Goal: Give only the number of lines that contain the word "this".

Saved entries:
-- -- --

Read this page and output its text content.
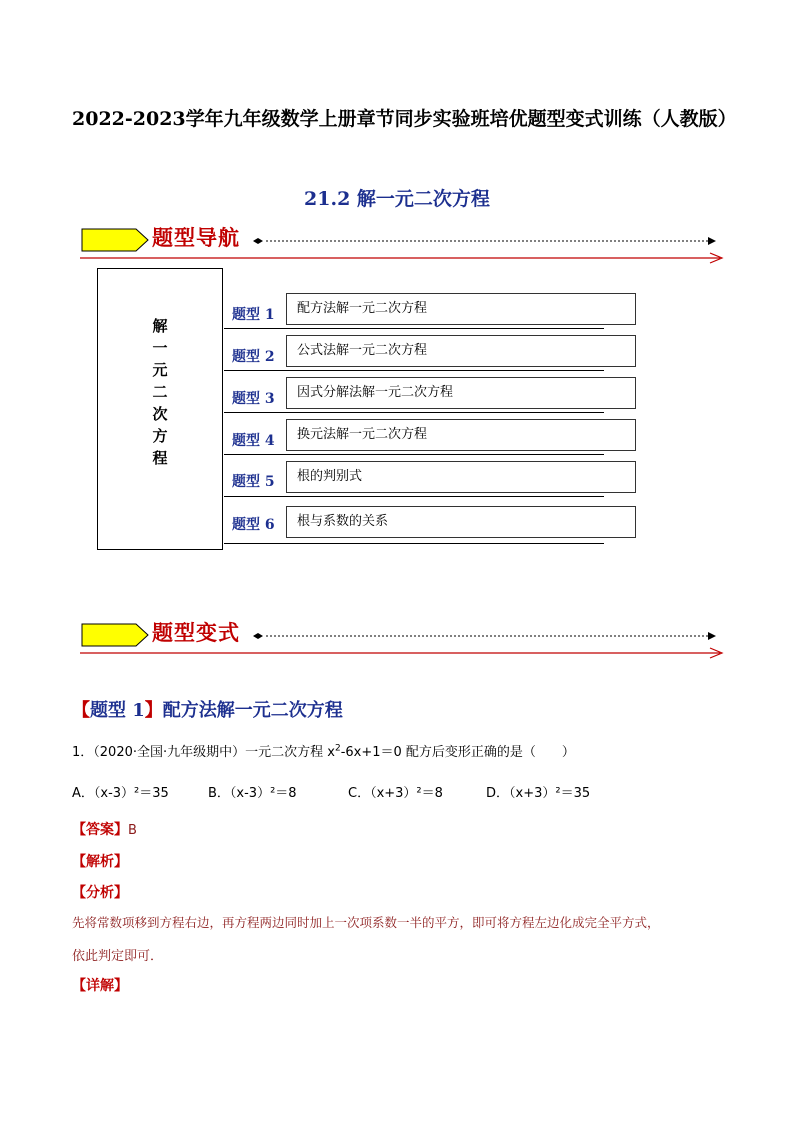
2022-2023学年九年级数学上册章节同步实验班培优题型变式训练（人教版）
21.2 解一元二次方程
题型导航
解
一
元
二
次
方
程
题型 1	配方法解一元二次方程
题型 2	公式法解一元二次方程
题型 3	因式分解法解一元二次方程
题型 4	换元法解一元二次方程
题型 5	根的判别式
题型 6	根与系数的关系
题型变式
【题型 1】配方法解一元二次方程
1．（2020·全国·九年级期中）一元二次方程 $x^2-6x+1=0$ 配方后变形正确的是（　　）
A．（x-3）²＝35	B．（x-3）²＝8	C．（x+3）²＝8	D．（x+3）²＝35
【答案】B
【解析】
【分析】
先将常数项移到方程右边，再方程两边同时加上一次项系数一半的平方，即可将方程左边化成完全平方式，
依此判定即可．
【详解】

-- -- --

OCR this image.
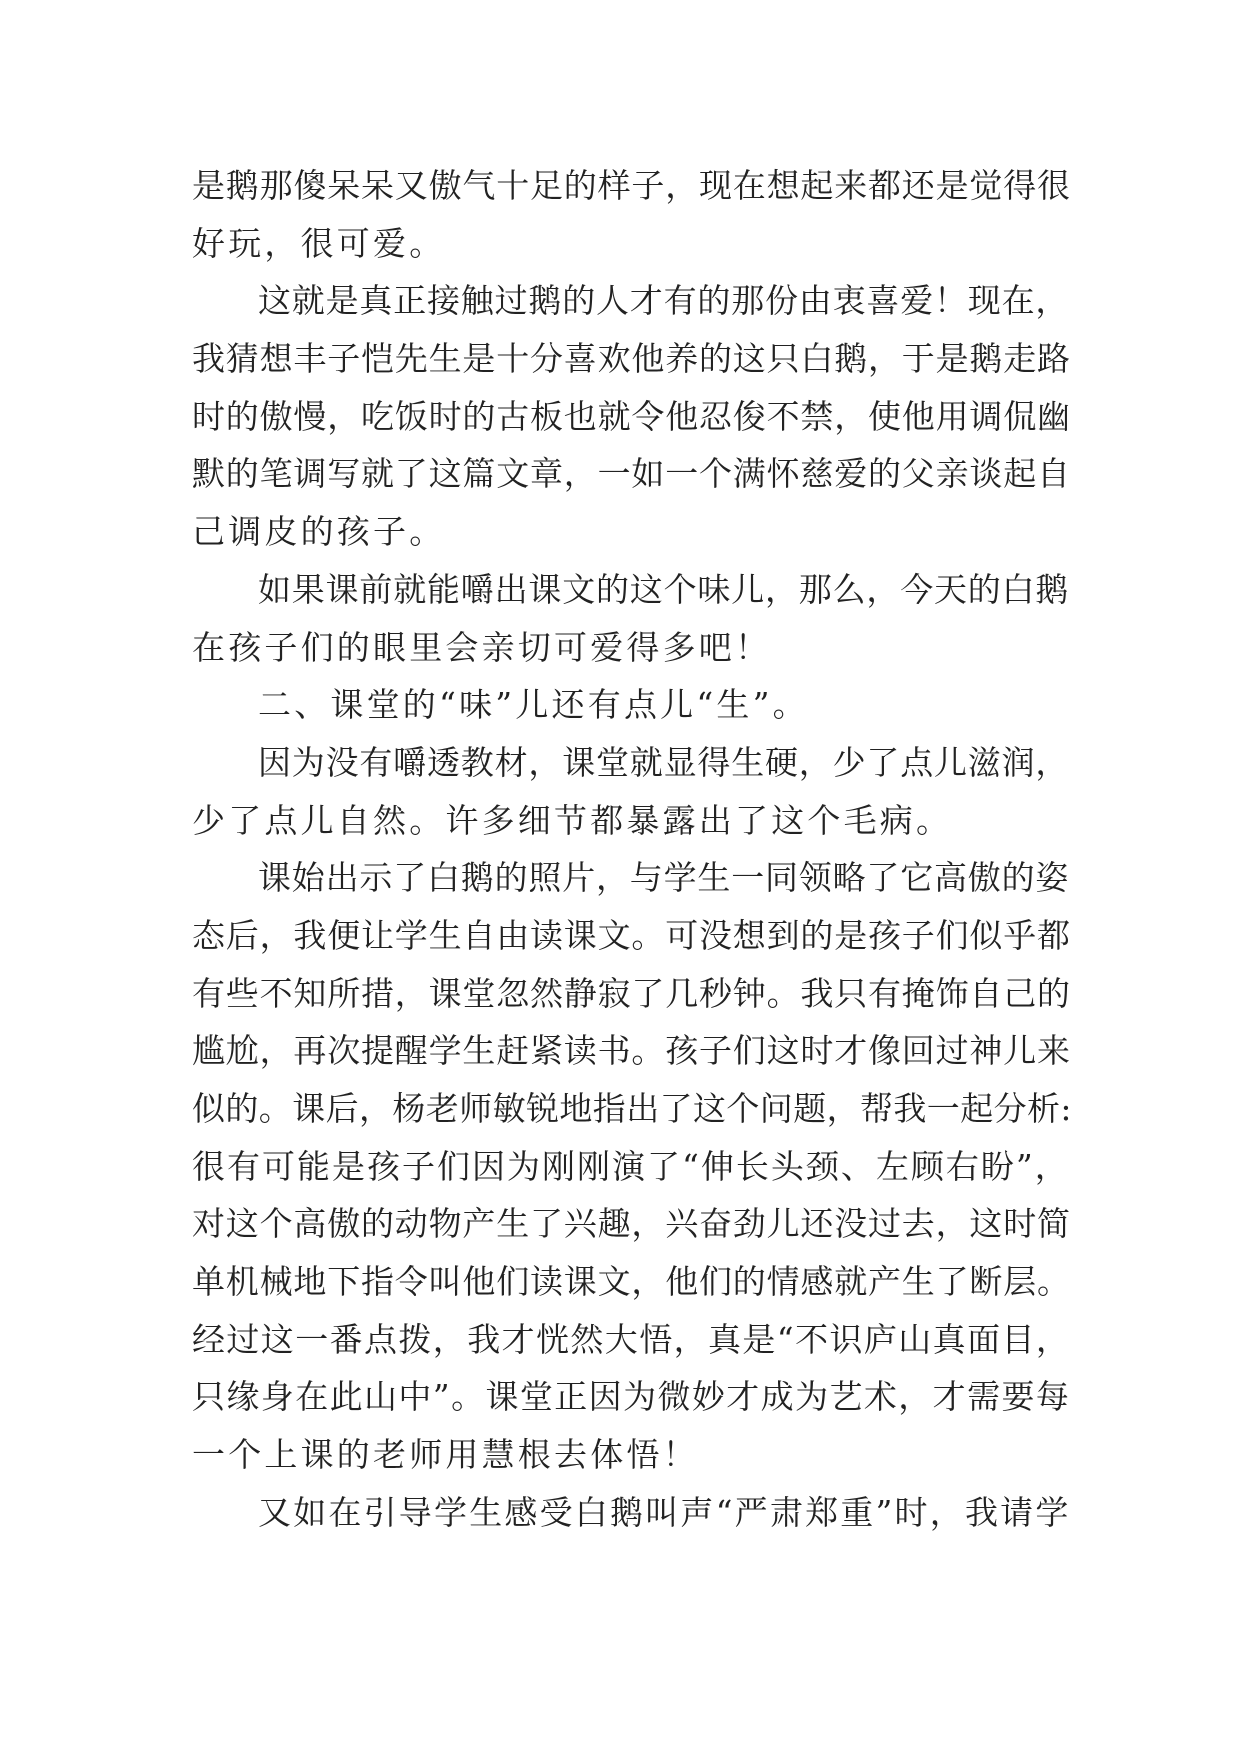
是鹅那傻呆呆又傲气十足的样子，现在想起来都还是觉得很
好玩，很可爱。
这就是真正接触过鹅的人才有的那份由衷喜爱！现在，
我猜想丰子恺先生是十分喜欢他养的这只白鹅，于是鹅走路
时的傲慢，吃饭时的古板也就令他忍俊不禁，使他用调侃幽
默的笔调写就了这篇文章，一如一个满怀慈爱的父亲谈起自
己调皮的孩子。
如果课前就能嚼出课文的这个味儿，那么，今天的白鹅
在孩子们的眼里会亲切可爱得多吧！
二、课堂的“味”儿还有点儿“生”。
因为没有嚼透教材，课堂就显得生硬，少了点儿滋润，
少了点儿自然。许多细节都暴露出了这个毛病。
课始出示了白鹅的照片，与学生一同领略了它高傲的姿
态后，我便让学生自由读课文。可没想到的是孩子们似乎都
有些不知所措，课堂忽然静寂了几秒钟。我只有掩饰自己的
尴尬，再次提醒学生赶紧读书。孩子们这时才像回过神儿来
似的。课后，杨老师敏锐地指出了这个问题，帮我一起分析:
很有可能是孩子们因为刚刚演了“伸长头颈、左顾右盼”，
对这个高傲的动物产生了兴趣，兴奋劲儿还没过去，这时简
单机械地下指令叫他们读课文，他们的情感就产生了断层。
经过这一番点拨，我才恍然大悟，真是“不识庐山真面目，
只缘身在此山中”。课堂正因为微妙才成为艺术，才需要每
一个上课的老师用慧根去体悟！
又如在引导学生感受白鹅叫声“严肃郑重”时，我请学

-- -- --

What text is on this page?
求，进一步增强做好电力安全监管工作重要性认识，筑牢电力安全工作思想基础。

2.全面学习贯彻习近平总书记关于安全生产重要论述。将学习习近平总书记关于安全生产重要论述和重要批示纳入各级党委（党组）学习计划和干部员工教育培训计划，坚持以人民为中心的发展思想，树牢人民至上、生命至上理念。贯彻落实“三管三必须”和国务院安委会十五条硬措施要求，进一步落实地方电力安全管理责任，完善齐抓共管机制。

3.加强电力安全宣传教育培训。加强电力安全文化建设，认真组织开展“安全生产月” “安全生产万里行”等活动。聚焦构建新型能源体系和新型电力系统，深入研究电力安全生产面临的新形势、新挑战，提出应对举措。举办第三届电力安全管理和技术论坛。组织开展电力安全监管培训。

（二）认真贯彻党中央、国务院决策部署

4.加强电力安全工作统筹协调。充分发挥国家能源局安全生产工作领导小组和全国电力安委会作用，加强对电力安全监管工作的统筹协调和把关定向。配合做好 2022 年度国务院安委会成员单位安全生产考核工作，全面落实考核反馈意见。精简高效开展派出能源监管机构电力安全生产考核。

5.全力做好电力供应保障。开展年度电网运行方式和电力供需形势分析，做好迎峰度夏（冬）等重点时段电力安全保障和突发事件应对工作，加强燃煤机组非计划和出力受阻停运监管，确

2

-- -- --

The reply: 3